# [Given request]
What is the number of lines containing the word "проверки"? Please answer with that number and nothing more.

# [Stored records]
◆ ◆ ◆

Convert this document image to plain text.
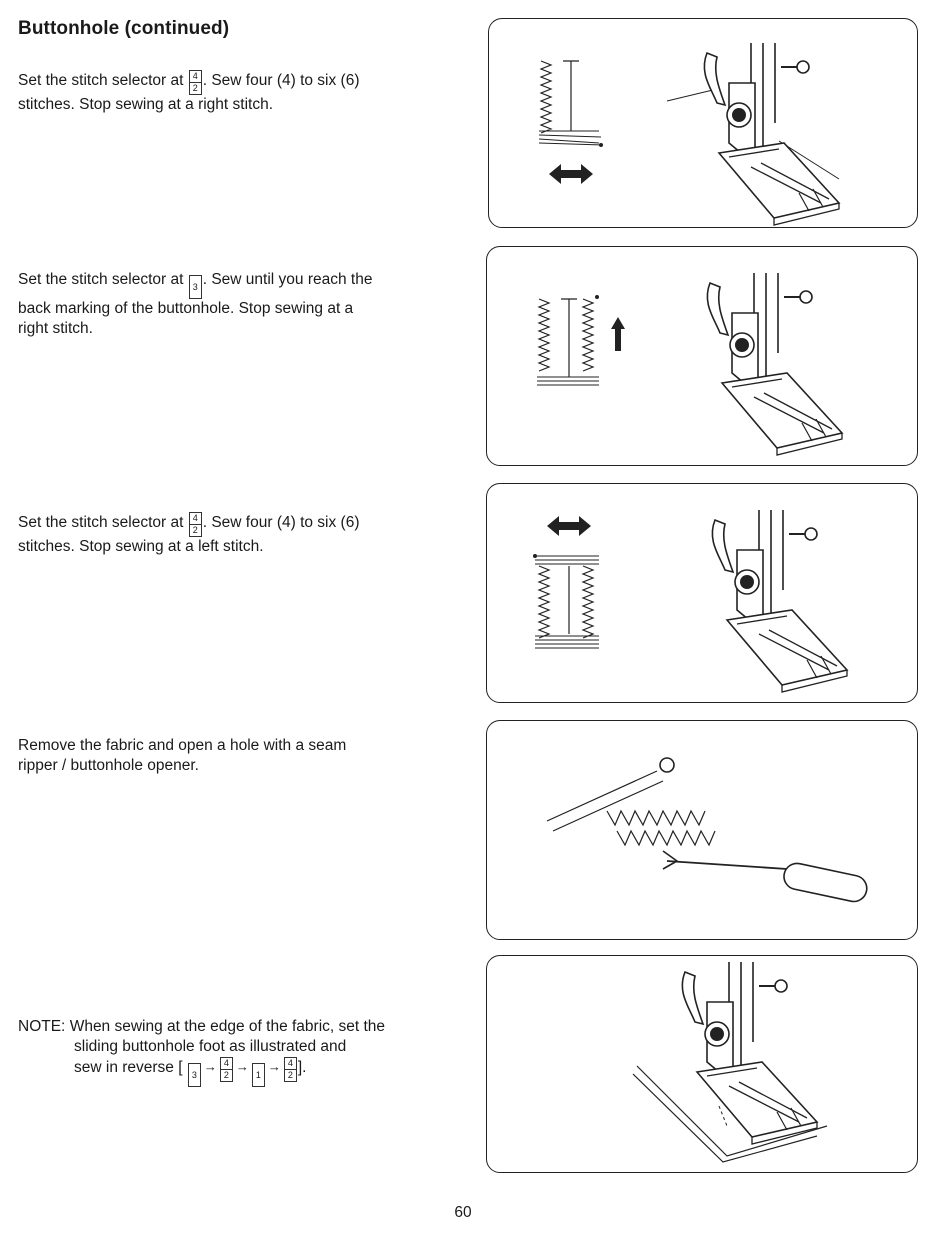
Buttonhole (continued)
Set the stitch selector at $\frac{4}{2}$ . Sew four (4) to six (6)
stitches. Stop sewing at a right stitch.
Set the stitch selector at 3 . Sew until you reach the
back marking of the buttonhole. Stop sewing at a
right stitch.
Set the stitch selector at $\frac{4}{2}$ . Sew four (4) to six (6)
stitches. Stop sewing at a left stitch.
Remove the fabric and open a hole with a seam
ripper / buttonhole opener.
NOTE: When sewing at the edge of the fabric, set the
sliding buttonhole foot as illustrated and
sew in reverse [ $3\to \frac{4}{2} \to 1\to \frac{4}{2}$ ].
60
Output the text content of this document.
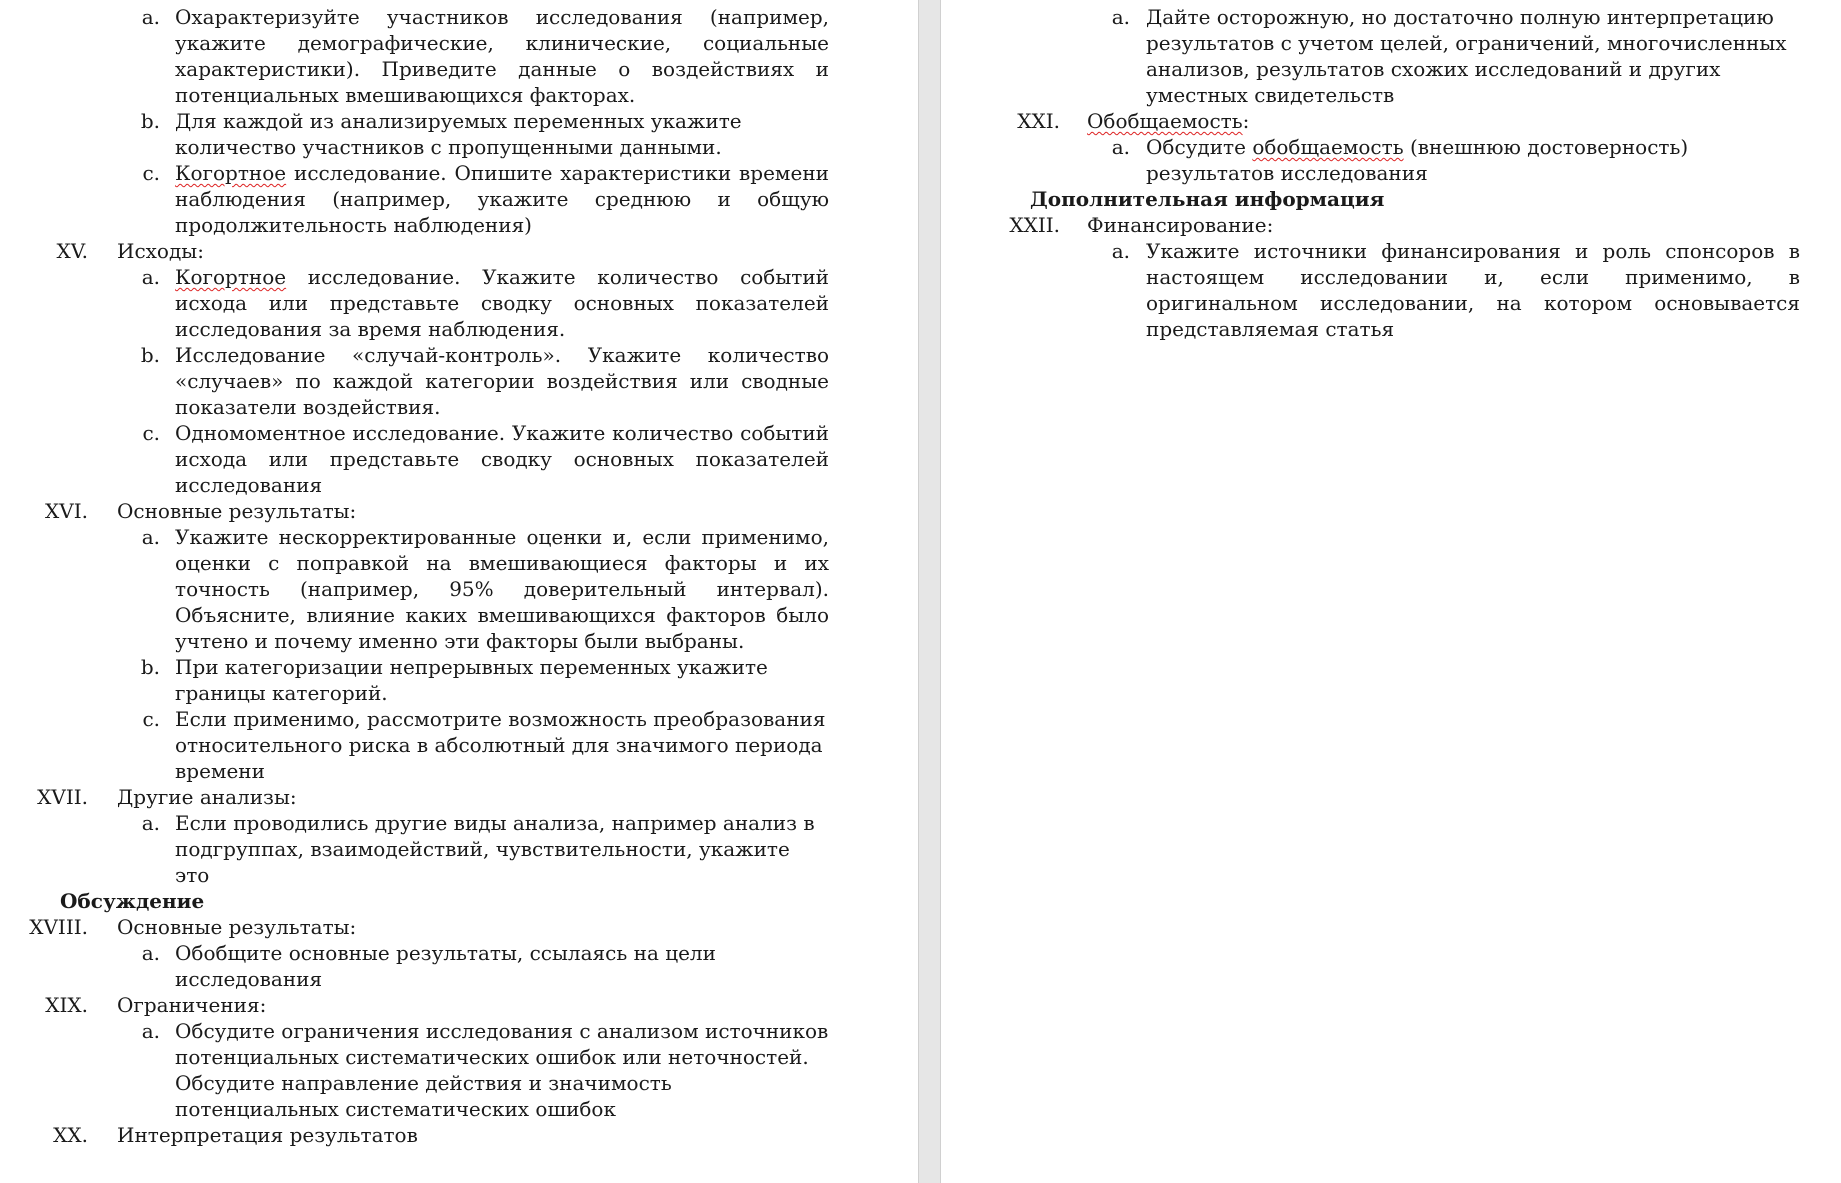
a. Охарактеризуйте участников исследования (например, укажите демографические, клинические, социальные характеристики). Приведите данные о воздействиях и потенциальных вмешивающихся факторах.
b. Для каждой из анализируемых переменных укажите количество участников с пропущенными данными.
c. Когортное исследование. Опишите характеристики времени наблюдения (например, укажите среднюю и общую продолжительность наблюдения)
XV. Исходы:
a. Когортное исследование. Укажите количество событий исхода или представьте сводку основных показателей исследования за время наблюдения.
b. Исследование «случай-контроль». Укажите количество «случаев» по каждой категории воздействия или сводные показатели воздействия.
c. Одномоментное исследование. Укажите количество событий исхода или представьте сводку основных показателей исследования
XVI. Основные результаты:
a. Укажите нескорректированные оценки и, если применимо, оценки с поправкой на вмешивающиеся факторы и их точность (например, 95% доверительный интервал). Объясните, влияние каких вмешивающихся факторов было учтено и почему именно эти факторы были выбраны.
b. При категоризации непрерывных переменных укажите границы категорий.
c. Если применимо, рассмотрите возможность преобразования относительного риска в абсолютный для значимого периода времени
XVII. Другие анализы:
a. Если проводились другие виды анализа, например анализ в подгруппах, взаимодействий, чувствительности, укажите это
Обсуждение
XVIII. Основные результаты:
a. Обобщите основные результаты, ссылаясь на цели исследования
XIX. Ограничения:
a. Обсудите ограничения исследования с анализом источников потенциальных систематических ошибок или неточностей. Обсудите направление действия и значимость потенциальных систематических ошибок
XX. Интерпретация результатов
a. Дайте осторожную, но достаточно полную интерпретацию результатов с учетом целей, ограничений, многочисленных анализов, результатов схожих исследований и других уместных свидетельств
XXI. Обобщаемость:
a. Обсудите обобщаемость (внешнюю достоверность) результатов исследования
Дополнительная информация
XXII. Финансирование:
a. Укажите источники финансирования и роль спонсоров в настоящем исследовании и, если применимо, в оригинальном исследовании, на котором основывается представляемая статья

◆ ◆ ◆

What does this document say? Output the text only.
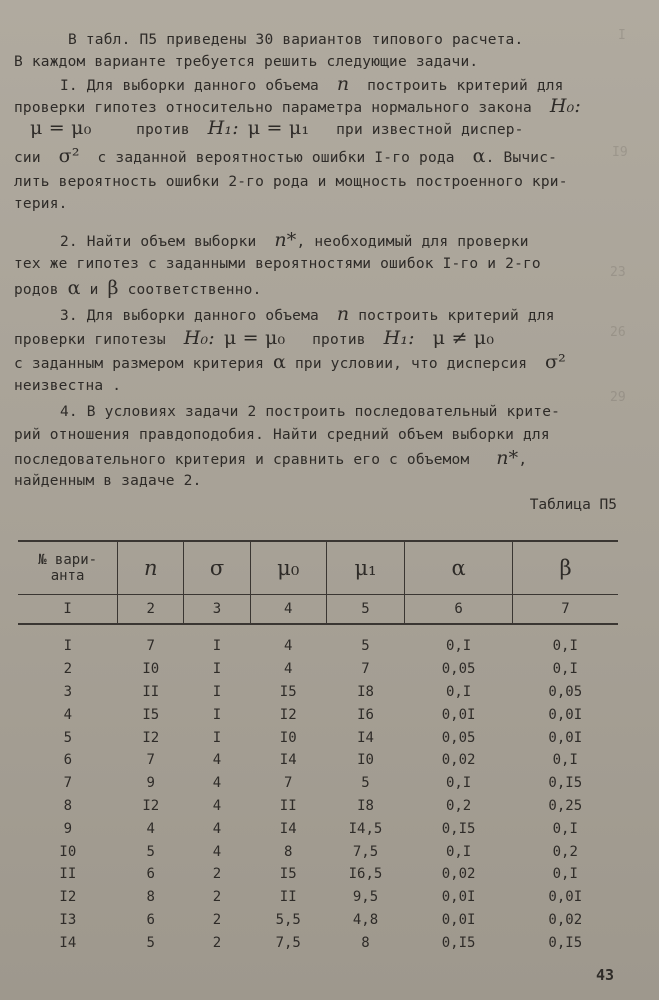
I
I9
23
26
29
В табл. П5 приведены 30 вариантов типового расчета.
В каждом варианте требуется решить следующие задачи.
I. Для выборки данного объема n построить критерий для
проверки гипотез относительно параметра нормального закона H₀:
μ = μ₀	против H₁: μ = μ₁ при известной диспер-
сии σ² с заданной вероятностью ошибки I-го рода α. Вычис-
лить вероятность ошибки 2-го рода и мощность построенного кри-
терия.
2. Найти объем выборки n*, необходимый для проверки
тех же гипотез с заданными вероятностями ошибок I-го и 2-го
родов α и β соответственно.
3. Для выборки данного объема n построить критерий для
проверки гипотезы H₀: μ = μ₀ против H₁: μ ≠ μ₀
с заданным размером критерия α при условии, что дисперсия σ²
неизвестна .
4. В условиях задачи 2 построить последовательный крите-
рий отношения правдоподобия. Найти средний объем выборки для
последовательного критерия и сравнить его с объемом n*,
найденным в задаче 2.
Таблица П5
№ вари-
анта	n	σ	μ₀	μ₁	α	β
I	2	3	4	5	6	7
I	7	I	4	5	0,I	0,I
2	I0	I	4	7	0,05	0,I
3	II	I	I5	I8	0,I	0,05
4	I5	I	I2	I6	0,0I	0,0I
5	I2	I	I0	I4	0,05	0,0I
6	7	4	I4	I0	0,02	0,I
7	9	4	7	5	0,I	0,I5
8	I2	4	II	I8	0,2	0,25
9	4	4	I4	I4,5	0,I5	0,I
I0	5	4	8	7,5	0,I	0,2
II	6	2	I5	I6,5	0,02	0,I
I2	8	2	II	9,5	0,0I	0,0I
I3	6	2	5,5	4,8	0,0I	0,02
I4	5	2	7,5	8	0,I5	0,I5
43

◆ ◆ ◆

# [Exercise result]
3